All the data should be repeated exactly. Any image in it is left out.

Records to use
== == ==
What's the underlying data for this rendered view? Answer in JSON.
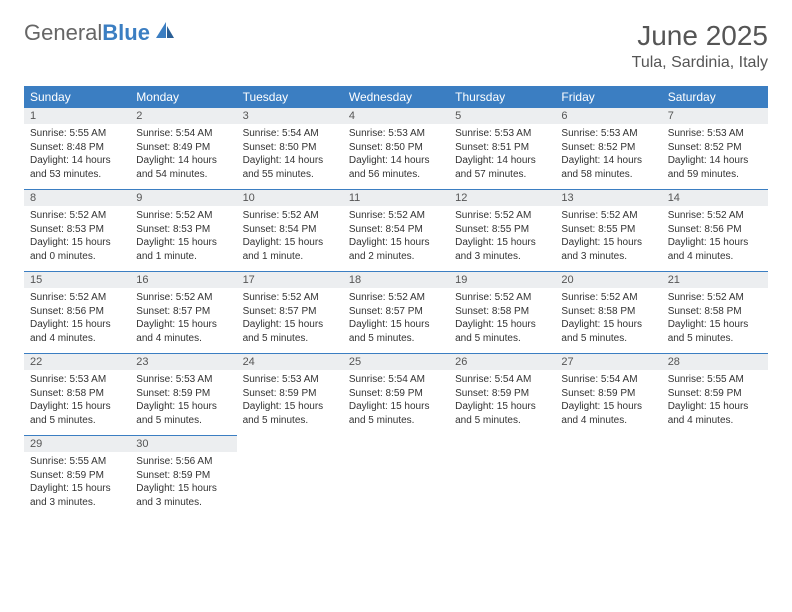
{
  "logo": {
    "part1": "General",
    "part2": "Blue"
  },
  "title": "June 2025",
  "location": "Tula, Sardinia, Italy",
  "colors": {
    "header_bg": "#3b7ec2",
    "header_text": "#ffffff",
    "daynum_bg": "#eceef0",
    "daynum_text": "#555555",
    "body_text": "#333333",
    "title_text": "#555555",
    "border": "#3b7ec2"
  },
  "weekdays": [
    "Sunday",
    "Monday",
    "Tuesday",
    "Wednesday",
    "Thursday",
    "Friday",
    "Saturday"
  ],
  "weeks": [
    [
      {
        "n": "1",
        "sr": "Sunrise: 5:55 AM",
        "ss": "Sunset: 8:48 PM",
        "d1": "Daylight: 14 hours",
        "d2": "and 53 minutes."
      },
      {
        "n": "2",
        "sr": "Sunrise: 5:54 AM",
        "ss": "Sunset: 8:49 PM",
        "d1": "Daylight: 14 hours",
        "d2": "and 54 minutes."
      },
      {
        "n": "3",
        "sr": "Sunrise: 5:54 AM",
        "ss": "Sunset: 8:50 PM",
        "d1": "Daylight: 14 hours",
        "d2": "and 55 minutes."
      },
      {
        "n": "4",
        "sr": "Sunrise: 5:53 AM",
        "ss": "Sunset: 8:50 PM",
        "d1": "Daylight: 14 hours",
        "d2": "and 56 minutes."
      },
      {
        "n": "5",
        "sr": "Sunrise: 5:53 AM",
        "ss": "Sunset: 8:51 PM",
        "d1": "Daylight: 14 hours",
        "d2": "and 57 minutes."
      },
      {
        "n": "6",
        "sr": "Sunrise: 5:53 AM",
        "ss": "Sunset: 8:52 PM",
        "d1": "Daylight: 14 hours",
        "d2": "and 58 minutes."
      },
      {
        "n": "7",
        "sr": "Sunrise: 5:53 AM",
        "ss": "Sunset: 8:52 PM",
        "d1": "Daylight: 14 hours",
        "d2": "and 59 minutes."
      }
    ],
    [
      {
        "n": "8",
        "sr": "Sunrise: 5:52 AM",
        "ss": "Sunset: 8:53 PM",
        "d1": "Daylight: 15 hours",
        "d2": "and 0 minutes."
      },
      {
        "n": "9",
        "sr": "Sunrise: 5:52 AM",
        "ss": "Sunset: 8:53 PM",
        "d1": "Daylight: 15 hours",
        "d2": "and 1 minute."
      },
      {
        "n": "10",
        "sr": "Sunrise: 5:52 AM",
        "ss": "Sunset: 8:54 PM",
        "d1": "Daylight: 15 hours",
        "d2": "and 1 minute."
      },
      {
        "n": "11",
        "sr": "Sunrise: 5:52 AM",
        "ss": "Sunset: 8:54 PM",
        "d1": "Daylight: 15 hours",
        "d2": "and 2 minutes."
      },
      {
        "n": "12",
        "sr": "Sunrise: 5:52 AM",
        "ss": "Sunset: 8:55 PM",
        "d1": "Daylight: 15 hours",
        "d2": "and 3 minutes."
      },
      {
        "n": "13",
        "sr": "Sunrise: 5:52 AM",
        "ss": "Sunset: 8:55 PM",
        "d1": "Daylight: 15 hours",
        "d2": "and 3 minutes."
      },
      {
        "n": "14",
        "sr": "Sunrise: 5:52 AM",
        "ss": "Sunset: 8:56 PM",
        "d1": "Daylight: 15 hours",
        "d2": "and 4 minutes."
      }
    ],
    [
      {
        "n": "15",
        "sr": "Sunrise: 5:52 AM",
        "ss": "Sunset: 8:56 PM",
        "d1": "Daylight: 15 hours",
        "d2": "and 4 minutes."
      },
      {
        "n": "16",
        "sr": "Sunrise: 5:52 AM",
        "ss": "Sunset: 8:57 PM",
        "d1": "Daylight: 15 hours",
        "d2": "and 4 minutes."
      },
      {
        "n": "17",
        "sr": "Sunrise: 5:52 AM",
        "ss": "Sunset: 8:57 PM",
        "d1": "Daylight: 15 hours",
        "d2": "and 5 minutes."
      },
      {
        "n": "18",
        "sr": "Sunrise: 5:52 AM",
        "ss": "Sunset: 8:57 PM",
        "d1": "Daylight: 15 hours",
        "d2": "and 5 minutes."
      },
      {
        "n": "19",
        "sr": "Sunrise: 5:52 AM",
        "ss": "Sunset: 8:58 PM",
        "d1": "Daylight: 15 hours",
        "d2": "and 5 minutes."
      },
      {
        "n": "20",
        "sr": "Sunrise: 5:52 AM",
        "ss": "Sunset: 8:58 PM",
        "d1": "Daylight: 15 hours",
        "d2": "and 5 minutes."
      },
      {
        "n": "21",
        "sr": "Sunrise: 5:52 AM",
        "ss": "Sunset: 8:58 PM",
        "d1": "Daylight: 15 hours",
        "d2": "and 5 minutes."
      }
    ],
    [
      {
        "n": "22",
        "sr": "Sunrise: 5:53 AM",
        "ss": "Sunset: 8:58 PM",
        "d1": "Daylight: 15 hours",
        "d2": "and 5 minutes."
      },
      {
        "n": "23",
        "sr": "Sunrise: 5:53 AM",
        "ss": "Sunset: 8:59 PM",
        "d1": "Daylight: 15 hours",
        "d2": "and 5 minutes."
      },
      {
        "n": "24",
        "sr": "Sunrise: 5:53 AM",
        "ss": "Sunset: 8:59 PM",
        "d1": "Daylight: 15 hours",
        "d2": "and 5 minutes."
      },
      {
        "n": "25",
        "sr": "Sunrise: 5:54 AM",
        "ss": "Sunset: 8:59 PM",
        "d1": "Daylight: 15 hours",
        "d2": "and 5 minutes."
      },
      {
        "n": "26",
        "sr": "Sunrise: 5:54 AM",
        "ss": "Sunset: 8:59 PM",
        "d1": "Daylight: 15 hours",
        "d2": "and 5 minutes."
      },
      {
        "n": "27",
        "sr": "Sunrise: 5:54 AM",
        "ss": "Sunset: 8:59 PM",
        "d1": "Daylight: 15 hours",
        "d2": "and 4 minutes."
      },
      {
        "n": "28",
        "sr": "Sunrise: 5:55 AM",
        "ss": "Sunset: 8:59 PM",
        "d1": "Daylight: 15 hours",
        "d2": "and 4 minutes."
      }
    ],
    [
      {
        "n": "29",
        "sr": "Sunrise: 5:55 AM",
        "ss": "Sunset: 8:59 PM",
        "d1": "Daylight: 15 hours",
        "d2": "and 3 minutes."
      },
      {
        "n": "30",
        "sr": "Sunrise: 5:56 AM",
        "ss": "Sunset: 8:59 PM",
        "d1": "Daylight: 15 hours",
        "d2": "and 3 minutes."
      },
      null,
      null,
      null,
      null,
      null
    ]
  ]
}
== == ==
Result below
What's the underlying data for this rendered view? Answer in JSON.
{
  "logo": {
    "part1": "General",
    "part2": "Blue"
  },
  "title": "June 2025",
  "location": "Tula, Sardinia, Italy",
  "colors": {
    "header_bg": "#3b7ec2",
    "header_text": "#ffffff",
    "daynum_bg": "#eceef0",
    "daynum_text": "#555555",
    "body_text": "#333333",
    "title_text": "#555555",
    "border": "#3b7ec2"
  },
  "weekdays": [
    "Sunday",
    "Monday",
    "Tuesday",
    "Wednesday",
    "Thursday",
    "Friday",
    "Saturday"
  ],
  "weeks": [
    [
      {
        "n": "1",
        "sr": "Sunrise: 5:55 AM",
        "ss": "Sunset: 8:48 PM",
        "d1": "Daylight: 14 hours",
        "d2": "and 53 minutes."
      },
      {
        "n": "2",
        "sr": "Sunrise: 5:54 AM",
        "ss": "Sunset: 8:49 PM",
        "d1": "Daylight: 14 hours",
        "d2": "and 54 minutes."
      },
      {
        "n": "3",
        "sr": "Sunrise: 5:54 AM",
        "ss": "Sunset: 8:50 PM",
        "d1": "Daylight: 14 hours",
        "d2": "and 55 minutes."
      },
      {
        "n": "4",
        "sr": "Sunrise: 5:53 AM",
        "ss": "Sunset: 8:50 PM",
        "d1": "Daylight: 14 hours",
        "d2": "and 56 minutes."
      },
      {
        "n": "5",
        "sr": "Sunrise: 5:53 AM",
        "ss": "Sunset: 8:51 PM",
        "d1": "Daylight: 14 hours",
        "d2": "and 57 minutes."
      },
      {
        "n": "6",
        "sr": "Sunrise: 5:53 AM",
        "ss": "Sunset: 8:52 PM",
        "d1": "Daylight: 14 hours",
        "d2": "and 58 minutes."
      },
      {
        "n": "7",
        "sr": "Sunrise: 5:53 AM",
        "ss": "Sunset: 8:52 PM",
        "d1": "Daylight: 14 hours",
        "d2": "and 59 minutes."
      }
    ],
    [
      {
        "n": "8",
        "sr": "Sunrise: 5:52 AM",
        "ss": "Sunset: 8:53 PM",
        "d1": "Daylight: 15 hours",
        "d2": "and 0 minutes."
      },
      {
        "n": "9",
        "sr": "Sunrise: 5:52 AM",
        "ss": "Sunset: 8:53 PM",
        "d1": "Daylight: 15 hours",
        "d2": "and 1 minute."
      },
      {
        "n": "10",
        "sr": "Sunrise: 5:52 AM",
        "ss": "Sunset: 8:54 PM",
        "d1": "Daylight: 15 hours",
        "d2": "and 1 minute."
      },
      {
        "n": "11",
        "sr": "Sunrise: 5:52 AM",
        "ss": "Sunset: 8:54 PM",
        "d1": "Daylight: 15 hours",
        "d2": "and 2 minutes."
      },
      {
        "n": "12",
        "sr": "Sunrise: 5:52 AM",
        "ss": "Sunset: 8:55 PM",
        "d1": "Daylight: 15 hours",
        "d2": "and 3 minutes."
      },
      {
        "n": "13",
        "sr": "Sunrise: 5:52 AM",
        "ss": "Sunset: 8:55 PM",
        "d1": "Daylight: 15 hours",
        "d2": "and 3 minutes."
      },
      {
        "n": "14",
        "sr": "Sunrise: 5:52 AM",
        "ss": "Sunset: 8:56 PM",
        "d1": "Daylight: 15 hours",
        "d2": "and 4 minutes."
      }
    ],
    [
      {
        "n": "15",
        "sr": "Sunrise: 5:52 AM",
        "ss": "Sunset: 8:56 PM",
        "d1": "Daylight: 15 hours",
        "d2": "and 4 minutes."
      },
      {
        "n": "16",
        "sr": "Sunrise: 5:52 AM",
        "ss": "Sunset: 8:57 PM",
        "d1": "Daylight: 15 hours",
        "d2": "and 4 minutes."
      },
      {
        "n": "17",
        "sr": "Sunrise: 5:52 AM",
        "ss": "Sunset: 8:57 PM",
        "d1": "Daylight: 15 hours",
        "d2": "and 5 minutes."
      },
      {
        "n": "18",
        "sr": "Sunrise: 5:52 AM",
        "ss": "Sunset: 8:57 PM",
        "d1": "Daylight: 15 hours",
        "d2": "and 5 minutes."
      },
      {
        "n": "19",
        "sr": "Sunrise: 5:52 AM",
        "ss": "Sunset: 8:58 PM",
        "d1": "Daylight: 15 hours",
        "d2": "and 5 minutes."
      },
      {
        "n": "20",
        "sr": "Sunrise: 5:52 AM",
        "ss": "Sunset: 8:58 PM",
        "d1": "Daylight: 15 hours",
        "d2": "and 5 minutes."
      },
      {
        "n": "21",
        "sr": "Sunrise: 5:52 AM",
        "ss": "Sunset: 8:58 PM",
        "d1": "Daylight: 15 hours",
        "d2": "and 5 minutes."
      }
    ],
    [
      {
        "n": "22",
        "sr": "Sunrise: 5:53 AM",
        "ss": "Sunset: 8:58 PM",
        "d1": "Daylight: 15 hours",
        "d2": "and 5 minutes."
      },
      {
        "n": "23",
        "sr": "Sunrise: 5:53 AM",
        "ss": "Sunset: 8:59 PM",
        "d1": "Daylight: 15 hours",
        "d2": "and 5 minutes."
      },
      {
        "n": "24",
        "sr": "Sunrise: 5:53 AM",
        "ss": "Sunset: 8:59 PM",
        "d1": "Daylight: 15 hours",
        "d2": "and 5 minutes."
      },
      {
        "n": "25",
        "sr": "Sunrise: 5:54 AM",
        "ss": "Sunset: 8:59 PM",
        "d1": "Daylight: 15 hours",
        "d2": "and 5 minutes."
      },
      {
        "n": "26",
        "sr": "Sunrise: 5:54 AM",
        "ss": "Sunset: 8:59 PM",
        "d1": "Daylight: 15 hours",
        "d2": "and 5 minutes."
      },
      {
        "n": "27",
        "sr": "Sunrise: 5:54 AM",
        "ss": "Sunset: 8:59 PM",
        "d1": "Daylight: 15 hours",
        "d2": "and 4 minutes."
      },
      {
        "n": "28",
        "sr": "Sunrise: 5:55 AM",
        "ss": "Sunset: 8:59 PM",
        "d1": "Daylight: 15 hours",
        "d2": "and 4 minutes."
      }
    ],
    [
      {
        "n": "29",
        "sr": "Sunrise: 5:55 AM",
        "ss": "Sunset: 8:59 PM",
        "d1": "Daylight: 15 hours",
        "d2": "and 3 minutes."
      },
      {
        "n": "30",
        "sr": "Sunrise: 5:56 AM",
        "ss": "Sunset: 8:59 PM",
        "d1": "Daylight: 15 hours",
        "d2": "and 3 minutes."
      },
      null,
      null,
      null,
      null,
      null
    ]
  ]
}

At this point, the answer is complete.